### [Input material]
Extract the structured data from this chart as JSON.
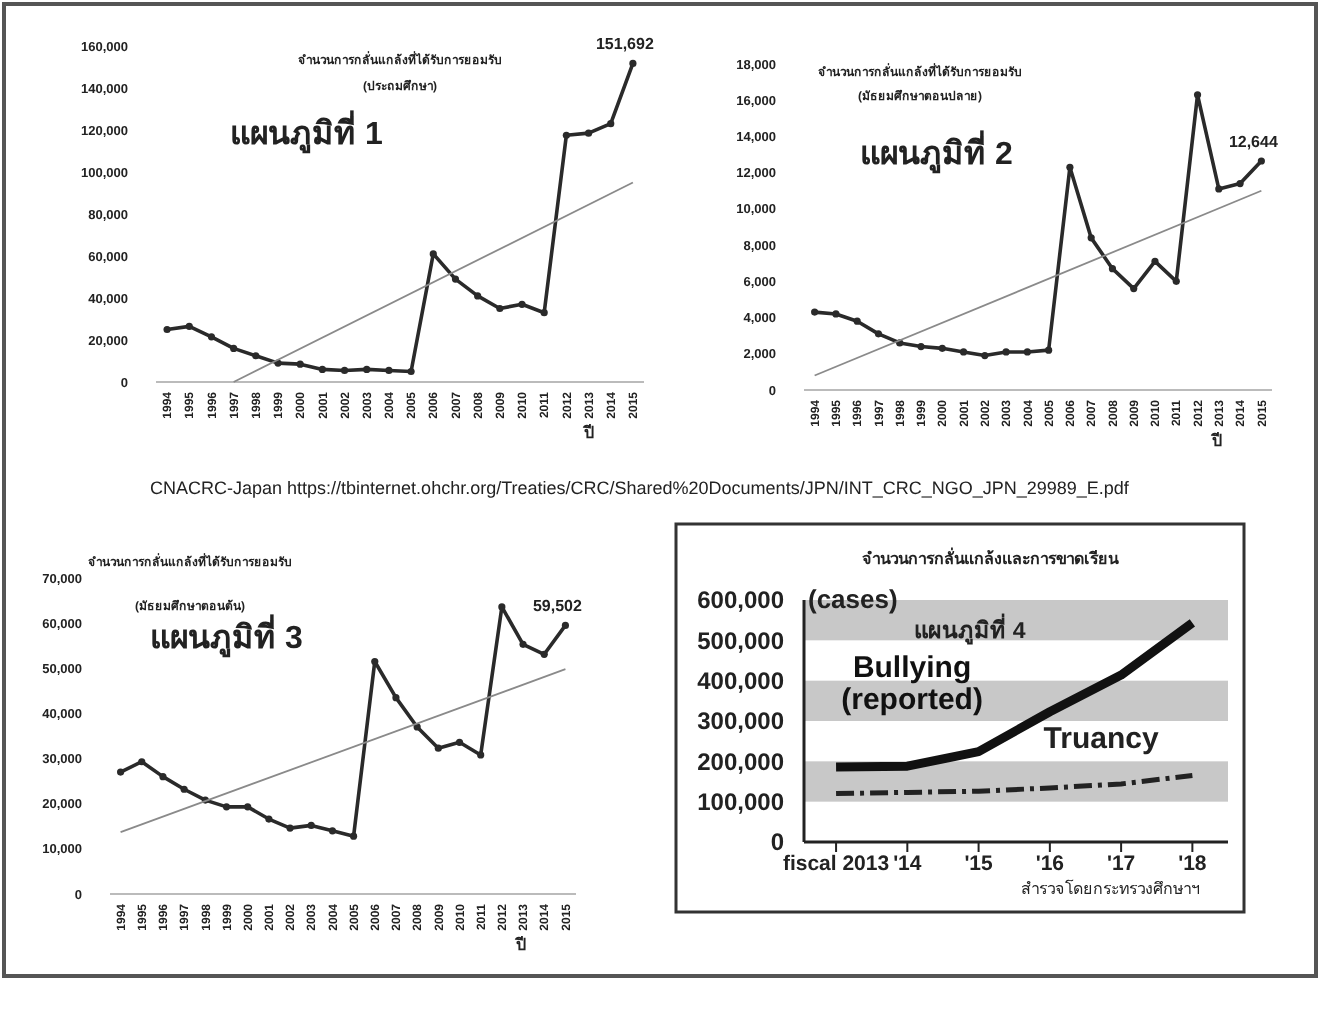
{
  "chart_data": [
    {
      "type": "line",
      "title": "จำนวนการกลั่นแกล้งที่ได้รับการยอมรับ",
      "subtitle": "(ประถมศึกษา)",
      "xlabel": "ปี",
      "x": [
        1994,
        1995,
        1996,
        1997,
        1998,
        1999,
        2000,
        2001,
        2002,
        2003,
        2004,
        2005,
        2006,
        2007,
        2008,
        2009,
        2010,
        2011,
        2012,
        2013,
        2014,
        2015
      ],
      "xlim": [
        1993.5,
        2015.5
      ],
      "xticks": [
        1994,
        1995,
        1996,
        1997,
        1998,
        1999,
        2000,
        2001,
        2002,
        2003,
        2004,
        2005,
        2006,
        2007,
        2008,
        2009,
        2010,
        2011,
        2012,
        2013,
        2014,
        2015
      ],
      "ylim": [
        0,
        160000
      ],
      "yticks": [
        {
          "value": 0,
          "label": "0"
        },
        {
          "value": 20000,
          "label": "20,000"
        },
        {
          "value": 40000,
          "label": "40,000"
        },
        {
          "value": 60000,
          "label": "60,000"
        },
        {
          "value": 80000,
          "label": "80,000"
        },
        {
          "value": 100000,
          "label": "100,000"
        },
        {
          "value": 120000,
          "label": "120,000"
        },
        {
          "value": 140000,
          "label": "140,000"
        },
        {
          "value": 160000,
          "label": "160,000"
        }
      ],
      "grid": false,
      "legend": false,
      "series": [
        {
          "color": "#2a2a2a",
          "marker": "circle",
          "values": [
            25000,
            26500,
            21500,
            16000,
            12500,
            9000,
            8500,
            6000,
            5500,
            6000,
            5500,
            5000,
            61000,
            49000,
            41000,
            35000,
            37000,
            33000,
            117500,
            118500,
            123000,
            151692
          ],
          "value_labels": [
            null,
            null,
            null,
            null,
            null,
            null,
            null,
            null,
            null,
            null,
            null,
            null,
            null,
            null,
            null,
            null,
            null,
            null,
            null,
            null,
            null,
            "151,692"
          ]
        },
        {
          "type": "line",
          "color": "#8a8a8a",
          "marker": "none",
          "x": [
            1997,
            2015
          ],
          "values": [
            0,
            95000
          ]
        }
      ],
      "annotations": [
        "แผนภูมิที่ 1",
        "CNACRC-Japan https://tbinternet.ohchr.org/Treaties/CRC/Shared%20Documents/JPN/INT_CRC_NGO_JPN_29989_E.pdf"
      ]
    },
    {
      "type": "line",
      "title": "จำนวนการกลั่นแกล้งที่ได้รับการยอมรับ",
      "subtitle": "(มัธยมศึกษาตอนปลาย)",
      "xlabel": "ปี",
      "x": [
        1994,
        1995,
        1996,
        1997,
        1998,
        1999,
        2000,
        2001,
        2002,
        2003,
        2004,
        2005,
        2006,
        2007,
        2008,
        2009,
        2010,
        2011,
        2012,
        2013,
        2014,
        2015
      ],
      "xlim": [
        1993.5,
        2015.5
      ],
      "xticks": [
        1994,
        1995,
        1996,
        1997,
        1998,
        1999,
        2000,
        2001,
        2002,
        2003,
        2004,
        2005,
        2006,
        2007,
        2008,
        2009,
        2010,
        2011,
        2012,
        2013,
        2014,
        2015
      ],
      "ylim": [
        0,
        18000
      ],
      "yticks": [
        {
          "value": 0,
          "label": "0"
        },
        {
          "value": 2000,
          "label": "2,000"
        },
        {
          "value": 4000,
          "label": "4,000"
        },
        {
          "value": 6000,
          "label": "6,000"
        },
        {
          "value": 8000,
          "label": "8,000"
        },
        {
          "value": 10000,
          "label": "10,000"
        },
        {
          "value": 12000,
          "label": "12,000"
        },
        {
          "value": 14000,
          "label": "14,000"
        },
        {
          "value": 16000,
          "label": "16,000"
        },
        {
          "value": 18000,
          "label": "18,000"
        }
      ],
      "grid": false,
      "legend": false,
      "series": [
        {
          "color": "#2a2a2a",
          "marker": "circle",
          "values": [
            4300,
            4200,
            3800,
            3100,
            2600,
            2400,
            2300,
            2100,
            1900,
            2100,
            2100,
            2200,
            12300,
            8400,
            6700,
            5600,
            7100,
            6000,
            16300,
            11100,
            11400,
            12644
          ],
          "value_labels": [
            null,
            null,
            null,
            null,
            null,
            null,
            null,
            null,
            null,
            null,
            null,
            null,
            null,
            null,
            null,
            null,
            null,
            null,
            null,
            null,
            null,
            "12,644"
          ]
        },
        {
          "type": "line",
          "color": "#8a8a8a",
          "marker": "none",
          "x": [
            1994,
            2015
          ],
          "values": [
            800,
            11000
          ]
        }
      ],
      "annotations": [
        "แผนภูมิที่ 2"
      ]
    },
    {
      "type": "line",
      "title": "จำนวนการกลั่นแกล้งที่ได้รับการยอมรับ",
      "subtitle": "(มัธยมศึกษาตอนต้น)",
      "xlabel": "ปี",
      "x": [
        1994,
        1995,
        1996,
        1997,
        1998,
        1999,
        2000,
        2001,
        2002,
        2003,
        2004,
        2005,
        2006,
        2007,
        2008,
        2009,
        2010,
        2011,
        2012,
        2013,
        2014,
        2015
      ],
      "xlim": [
        1993.5,
        2015.5
      ],
      "xticks": [
        1994,
        1995,
        1996,
        1997,
        1998,
        1999,
        2000,
        2001,
        2002,
        2003,
        2004,
        2005,
        2006,
        2007,
        2008,
        2009,
        2010,
        2011,
        2012,
        2013,
        2014,
        2015
      ],
      "ylim": [
        0,
        70000
      ],
      "yticks": [
        {
          "value": 0,
          "label": "0"
        },
        {
          "value": 10000,
          "label": "10,000"
        },
        {
          "value": 20000,
          "label": "20,000"
        },
        {
          "value": 30000,
          "label": "30,000"
        },
        {
          "value": 40000,
          "label": "40,000"
        },
        {
          "value": 50000,
          "label": "50,000"
        },
        {
          "value": 60000,
          "label": "60,000"
        },
        {
          "value": 70000,
          "label": "70,000"
        }
      ],
      "grid": false,
      "legend": false,
      "series": [
        {
          "color": "#2a2a2a",
          "marker": "circle",
          "values": [
            27000,
            29300,
            26000,
            23200,
            20800,
            19300,
            19300,
            16600,
            14600,
            15200,
            14000,
            12800,
            51500,
            43500,
            37000,
            32300,
            33600,
            30800,
            63600,
            55300,
            53100,
            59502
          ],
          "value_labels": [
            null,
            null,
            null,
            null,
            null,
            null,
            null,
            null,
            null,
            null,
            null,
            null,
            null,
            null,
            null,
            null,
            null,
            null,
            null,
            null,
            null,
            "59,502"
          ]
        },
        {
          "type": "line",
          "color": "#8a8a8a",
          "marker": "none",
          "x": [
            1994,
            2015
          ],
          "values": [
            13700,
            49800
          ]
        }
      ],
      "annotations": [
        "แผนภูมิที่ 3"
      ]
    },
    {
      "type": "line",
      "title": "จำนวนการกลั่นแกล้งและการขาดเรียน",
      "ylabel": "(cases)",
      "x": [
        2013,
        2014,
        2015,
        2016,
        2017,
        2018
      ],
      "xlim": [
        2012.55,
        2018.5
      ],
      "xticks": [
        {
          "value": 2013,
          "label": "fiscal 2013"
        },
        {
          "value": 2014,
          "label": "'14"
        },
        {
          "value": 2015,
          "label": "'15"
        },
        {
          "value": 2016,
          "label": "'16"
        },
        {
          "value": 2017,
          "label": "'17"
        },
        {
          "value": 2018,
          "label": "'18"
        }
      ],
      "ylim": [
        0,
        600000
      ],
      "yticks": [
        {
          "value": 0,
          "label": "0"
        },
        {
          "value": 100000,
          "label": "100,000"
        },
        {
          "value": 200000,
          "label": "200,000"
        },
        {
          "value": 300000,
          "label": "300,000"
        },
        {
          "value": 400000,
          "label": "400,000"
        },
        {
          "value": 500000,
          "label": "500,000"
        },
        {
          "value": 600000,
          "label": "600,000"
        }
      ],
      "grid": false,
      "legend": false,
      "marker": "none",
      "bands": [
        {
          "axis": "y",
          "from": 100000,
          "to": 200000,
          "color": "#c8c8c8"
        },
        {
          "axis": "y",
          "from": 300000,
          "to": 400000,
          "color": "#c8c8c8"
        },
        {
          "axis": "y",
          "from": 500000,
          "to": 600000,
          "color": "#c8c8c8"
        }
      ],
      "series": [
        {
          "name": "Bullying (reported)",
          "color": "#111111",
          "line_style": "solid",
          "values": [
            186000,
            188000,
            224000,
            323000,
            414000,
            543000
          ]
        },
        {
          "name": "Truancy",
          "color": "#222222",
          "line_style": "dashed",
          "values": [
            120000,
            123000,
            126000,
            134000,
            144000,
            165000
          ]
        }
      ],
      "annotations": [
        "แผนภูมิที่ 4",
        "สำรวจโดยกระทรวงศึกษาฯ"
      ]
    }
  ]
}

### [What is needed]
Locate the word "from" in the records above, and return each line that has it.

### [The result]
Extract the structured data from this chart as JSON.
          "from": 100000,
          "from": 300000,
          "from": 500000,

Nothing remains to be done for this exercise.